WHAT IS ASKED: Select all lines with the string "Skueplads" in them, and copy those lines.
********
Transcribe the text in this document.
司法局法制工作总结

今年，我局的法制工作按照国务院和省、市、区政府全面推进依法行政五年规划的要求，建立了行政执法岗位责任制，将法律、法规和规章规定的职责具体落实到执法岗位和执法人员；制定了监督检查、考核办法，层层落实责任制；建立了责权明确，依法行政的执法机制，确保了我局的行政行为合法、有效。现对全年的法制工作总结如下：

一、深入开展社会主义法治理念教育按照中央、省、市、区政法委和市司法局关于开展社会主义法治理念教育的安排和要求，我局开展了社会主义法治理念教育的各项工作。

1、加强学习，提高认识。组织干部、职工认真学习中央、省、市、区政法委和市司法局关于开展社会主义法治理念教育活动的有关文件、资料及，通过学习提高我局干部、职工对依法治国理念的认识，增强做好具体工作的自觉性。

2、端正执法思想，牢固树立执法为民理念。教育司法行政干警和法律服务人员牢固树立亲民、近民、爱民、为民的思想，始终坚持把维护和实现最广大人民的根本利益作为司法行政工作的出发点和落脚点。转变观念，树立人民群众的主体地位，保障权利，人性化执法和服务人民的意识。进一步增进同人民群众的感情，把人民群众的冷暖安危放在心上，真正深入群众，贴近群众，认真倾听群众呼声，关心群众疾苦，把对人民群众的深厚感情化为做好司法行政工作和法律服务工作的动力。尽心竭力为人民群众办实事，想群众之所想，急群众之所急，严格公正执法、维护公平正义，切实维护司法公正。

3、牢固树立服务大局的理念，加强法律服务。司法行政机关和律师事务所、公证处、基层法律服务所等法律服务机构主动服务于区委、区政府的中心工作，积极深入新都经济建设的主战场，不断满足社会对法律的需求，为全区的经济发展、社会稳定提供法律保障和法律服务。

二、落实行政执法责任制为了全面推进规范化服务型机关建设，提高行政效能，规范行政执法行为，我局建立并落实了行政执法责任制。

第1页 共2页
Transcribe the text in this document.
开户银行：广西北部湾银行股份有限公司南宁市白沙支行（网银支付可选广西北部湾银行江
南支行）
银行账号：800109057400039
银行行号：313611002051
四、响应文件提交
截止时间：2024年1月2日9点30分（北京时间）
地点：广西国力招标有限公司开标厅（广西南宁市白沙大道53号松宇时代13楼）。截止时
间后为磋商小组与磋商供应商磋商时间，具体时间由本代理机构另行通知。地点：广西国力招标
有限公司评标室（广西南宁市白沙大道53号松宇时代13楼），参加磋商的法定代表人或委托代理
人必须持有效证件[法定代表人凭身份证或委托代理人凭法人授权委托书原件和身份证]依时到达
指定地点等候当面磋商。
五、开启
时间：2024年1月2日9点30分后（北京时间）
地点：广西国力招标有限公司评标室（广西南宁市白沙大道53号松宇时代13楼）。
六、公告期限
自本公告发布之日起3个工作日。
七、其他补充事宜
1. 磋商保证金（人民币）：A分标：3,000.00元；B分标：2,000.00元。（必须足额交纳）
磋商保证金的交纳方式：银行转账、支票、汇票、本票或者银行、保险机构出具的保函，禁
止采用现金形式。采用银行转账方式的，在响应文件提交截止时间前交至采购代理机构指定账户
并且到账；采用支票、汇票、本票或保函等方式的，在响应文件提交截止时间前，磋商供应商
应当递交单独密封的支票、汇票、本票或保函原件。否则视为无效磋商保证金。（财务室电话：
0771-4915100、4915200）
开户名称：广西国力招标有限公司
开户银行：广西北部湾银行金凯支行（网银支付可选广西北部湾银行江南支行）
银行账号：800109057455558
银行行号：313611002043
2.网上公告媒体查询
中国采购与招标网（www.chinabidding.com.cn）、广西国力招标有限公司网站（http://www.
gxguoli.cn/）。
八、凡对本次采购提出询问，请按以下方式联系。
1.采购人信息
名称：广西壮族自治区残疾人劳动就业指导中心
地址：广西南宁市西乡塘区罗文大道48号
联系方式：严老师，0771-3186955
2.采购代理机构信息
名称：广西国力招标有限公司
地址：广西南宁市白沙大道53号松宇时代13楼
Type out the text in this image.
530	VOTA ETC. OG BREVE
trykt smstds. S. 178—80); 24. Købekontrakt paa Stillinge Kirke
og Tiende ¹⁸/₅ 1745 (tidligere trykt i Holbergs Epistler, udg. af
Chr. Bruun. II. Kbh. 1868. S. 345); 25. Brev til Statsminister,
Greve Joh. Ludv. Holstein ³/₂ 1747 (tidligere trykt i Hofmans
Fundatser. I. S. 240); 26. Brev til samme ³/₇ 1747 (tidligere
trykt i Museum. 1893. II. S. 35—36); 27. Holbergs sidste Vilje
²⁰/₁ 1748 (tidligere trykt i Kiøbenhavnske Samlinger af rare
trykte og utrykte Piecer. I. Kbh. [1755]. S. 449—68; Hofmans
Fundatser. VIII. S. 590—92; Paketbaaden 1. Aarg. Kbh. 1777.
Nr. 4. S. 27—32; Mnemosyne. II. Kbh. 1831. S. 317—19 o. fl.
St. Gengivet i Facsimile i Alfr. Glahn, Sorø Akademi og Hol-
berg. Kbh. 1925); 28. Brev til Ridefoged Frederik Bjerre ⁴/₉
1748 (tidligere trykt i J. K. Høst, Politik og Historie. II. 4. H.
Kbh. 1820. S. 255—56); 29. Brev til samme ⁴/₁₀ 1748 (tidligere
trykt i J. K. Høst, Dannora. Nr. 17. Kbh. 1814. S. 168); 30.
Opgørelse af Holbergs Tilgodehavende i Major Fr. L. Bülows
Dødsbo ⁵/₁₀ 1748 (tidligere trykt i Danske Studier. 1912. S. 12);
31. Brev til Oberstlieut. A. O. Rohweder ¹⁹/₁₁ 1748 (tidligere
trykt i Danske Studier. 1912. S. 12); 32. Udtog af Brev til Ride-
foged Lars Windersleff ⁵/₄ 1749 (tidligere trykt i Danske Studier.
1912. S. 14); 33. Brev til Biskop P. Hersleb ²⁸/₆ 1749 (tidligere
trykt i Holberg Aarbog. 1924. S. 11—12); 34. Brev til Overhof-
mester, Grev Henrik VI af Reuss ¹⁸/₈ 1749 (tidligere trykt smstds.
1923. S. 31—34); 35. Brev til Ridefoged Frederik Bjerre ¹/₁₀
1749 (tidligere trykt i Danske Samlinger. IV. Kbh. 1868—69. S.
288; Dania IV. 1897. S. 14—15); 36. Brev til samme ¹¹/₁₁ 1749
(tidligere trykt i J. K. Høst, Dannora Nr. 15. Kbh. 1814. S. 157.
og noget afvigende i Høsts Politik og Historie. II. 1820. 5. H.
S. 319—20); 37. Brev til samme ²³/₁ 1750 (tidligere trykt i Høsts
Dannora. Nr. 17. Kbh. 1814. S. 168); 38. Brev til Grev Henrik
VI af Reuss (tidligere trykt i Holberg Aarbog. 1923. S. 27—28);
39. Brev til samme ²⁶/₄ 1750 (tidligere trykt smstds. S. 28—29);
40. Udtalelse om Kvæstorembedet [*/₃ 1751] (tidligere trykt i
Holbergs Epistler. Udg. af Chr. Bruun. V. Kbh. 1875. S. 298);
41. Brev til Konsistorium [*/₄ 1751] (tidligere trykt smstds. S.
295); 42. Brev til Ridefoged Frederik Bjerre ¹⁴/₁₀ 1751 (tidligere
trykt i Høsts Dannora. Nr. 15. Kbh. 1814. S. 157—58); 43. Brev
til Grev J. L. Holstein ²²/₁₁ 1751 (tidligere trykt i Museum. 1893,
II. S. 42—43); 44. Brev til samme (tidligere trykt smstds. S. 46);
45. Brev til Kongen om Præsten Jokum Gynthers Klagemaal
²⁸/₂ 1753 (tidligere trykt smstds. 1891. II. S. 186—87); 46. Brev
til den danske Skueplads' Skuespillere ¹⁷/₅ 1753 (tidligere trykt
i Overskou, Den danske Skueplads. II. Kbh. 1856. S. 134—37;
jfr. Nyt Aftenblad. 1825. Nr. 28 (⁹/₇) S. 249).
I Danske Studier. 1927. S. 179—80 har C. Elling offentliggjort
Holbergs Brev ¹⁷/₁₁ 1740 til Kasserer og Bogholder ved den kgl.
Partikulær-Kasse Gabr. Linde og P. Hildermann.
********
TASK RESPONSE:
til den danske Skueplads' Skuespillere ¹⁷/₅ 1753 (tidligere trykt
i Overskou, Den danske Skueplads. II. Kbh. 1856. S. 134—37;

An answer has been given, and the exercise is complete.